▸ **WHAT THE TASK REQUIRES**
The records should be repeated word for word, pictures excluded.

Saved entries:
-- START --

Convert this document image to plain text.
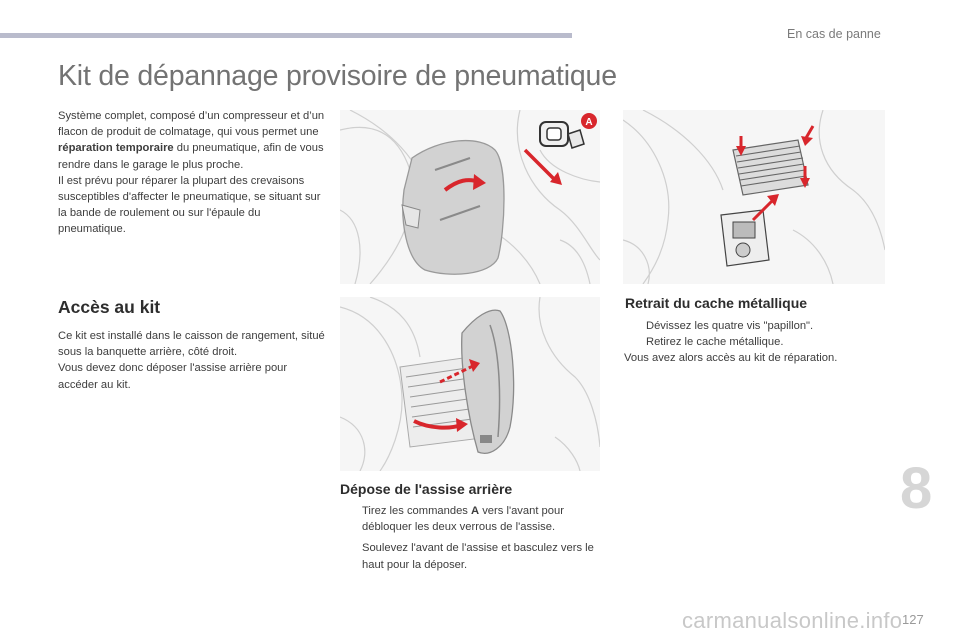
En cas de panne
Kit de dépannage provisoire de pneumatique
Système complet, composé d’un compresseur et d’un flacon de produit de colmatage, qui vous permet une réparation temporaire du pneumatique, afin de vous rendre dans le garage le plus proche.
Il est prévu pour réparer la plupart des crevaisons susceptibles d'affecter le pneumatique, se situant sur la bande de roulement ou sur l'épaule du pneumatique.
Accès au kit
Ce kit est installé dans le caisson de rangement, situé sous la banquette arrière, côté droit.
Vous devez donc déposer l'assise arrière pour accéder au kit.
A
Retrait du cache métallique
Dévissez les quatre vis "papillon".
Retirez le cache métallique.
Vous avez alors accès au kit de réparation.
Dépose de l'assise arrière
Tirez les commandes A vers l'avant pour débloquer les deux verrous de l'assise.
Soulevez l'avant de l'assise et basculez vers le haut pour la déposer.
8
carmanualsonline.info 127
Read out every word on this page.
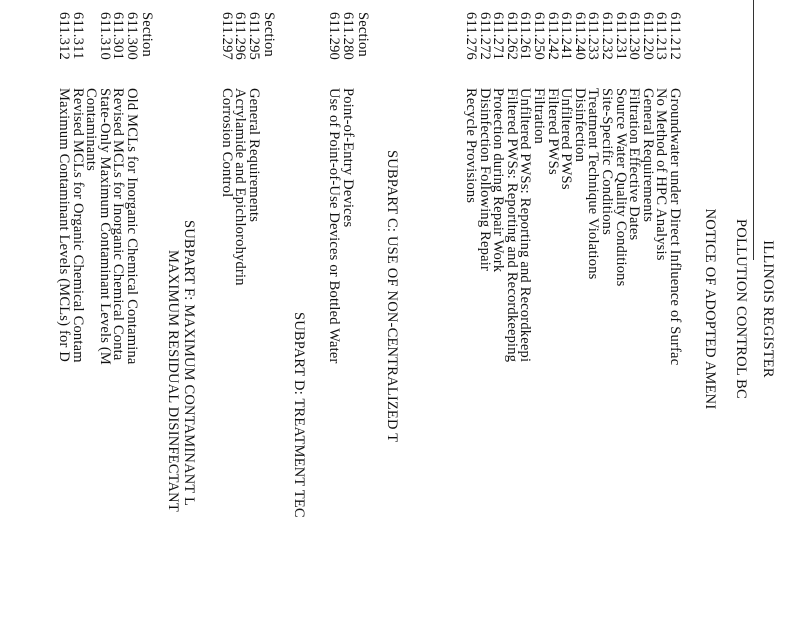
ILLINOIS REGISTER
POLLUTION CONTROL BC
NOTICE OF ADOPTED AMENI
611.212
Groundwater under Direct Influence of Surfac
611.213
No Method of HPC Analysis
611.220
General Requirements
611.230
Filtration Effective Dates
611.231
Source Water Quality Conditions
611.232
Site-Specific Conditions
611.233
Treatment Technique Violations
611.240
Disinfection
611.241
Unfiltered PWSs
611.242
Filtered PWSs
611.250
Filtration
611.261
Unfiltered PWSs: Reporting and Recordkeepi
611.262
Filtered PWSs: Reporting and Recordkeeping
611.271
Protection during Repair Work
611.272
Disinfection Following Repair
611.276
Recycle Provisions
SUBPART C: USE OF NON-CENTRALIZED T
Section
611.280
Point-of-Entry Devices
611.290
Use of Point-of-Use Devices or Bottled Water
SUBPART D: TREATMENT TEC
Section
611.295
General Requirements
611.296
Acrylamide and Epichlorohydrin
611.297
Corrosion Control
SUBPART F: MAXIMUM CONTAMINANT L
MAXIMUM RESIDUAL DISINFECTANT
Section
611.300
Old MCLs for Inorganic Chemical Contamina
611.301
Revised MCLs for Inorganic Chemical Conta
611.310
State-Only Maximum Contaminant Levels (M
Contaminants
611.311
Revised MCLs for Organic Chemical Contam
611.312
Maximum Contaminant Levels (MCLs) for D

-- END --

▸ **CORRECT OUTPUT**
Convert this document image to plain text.
En cas de panne
Kit de dépannage provisoire de pneumatique
Système complet, composé d’un compresseur et d’un flacon de produit de colmatage, qui vous permet une réparation temporaire du pneumatique, afin de vous rendre dans le garage le plus proche.
Il est prévu pour réparer la plupart des crevaisons susceptibles d'affecter le pneumatique, se situant sur la bande de roulement ou sur l'épaule du pneumatique.
Accès au kit
Ce kit est installé dans le caisson de rangement, situé sous la banquette arrière, côté droit.
Vous devez donc déposer l'assise arrière pour accéder au kit.
A
Retrait du cache métallique
Dévissez les quatre vis "papillon".
Retirez le cache métallique.
Vous avez alors accès au kit de réparation.
Dépose de l'assise arrière
Tirez les commandes A vers l'avant pour débloquer les deux verrous de l'assise.
Soulevez l'avant de l'assise et basculez vers le haut pour la déposer.
8
carmanualsonline.info 127
Read out every word on this page.
ILLINOIS REGISTER
POLLUTION CONTROL BC
NOTICE OF ADOPTED AMENI
611.212
Groundwater under Direct Influence of Surfac
611.213
No Method of HPC Analysis
611.220
General Requirements
611.230
Filtration Effective Dates
611.231
Source Water Quality Conditions
611.232
Site-Specific Conditions
611.233
Treatment Technique Violations
611.240
Disinfection
611.241
Unfiltered PWSs
611.242
Filtered PWSs
611.250
Filtration
611.261
Unfiltered PWSs: Reporting and Recordkeepi
611.262
Filtered PWSs: Reporting and Recordkeeping
611.271
Protection during Repair Work
611.272
Disinfection Following Repair
611.276
Recycle Provisions
SUBPART C: USE OF NON-CENTRALIZED T
Section
611.280
Point-of-Entry Devices
611.290
Use of Point-of-Use Devices or Bottled Water
SUBPART D: TREATMENT TEC
Section
611.295
General Requirements
611.296
Acrylamide and Epichlorohydrin
611.297
Corrosion Control
SUBPART F: MAXIMUM CONTAMINANT L
MAXIMUM RESIDUAL DISINFECTANT
Section
611.300
Old MCLs for Inorganic Chemical Contamina
611.301
Revised MCLs for Inorganic Chemical Conta
611.310
State-Only Maximum Contaminant Levels (M
Contaminants
611.311
Revised MCLs for Organic Chemical Contam
611.312
Maximum Contaminant Levels (MCLs) for D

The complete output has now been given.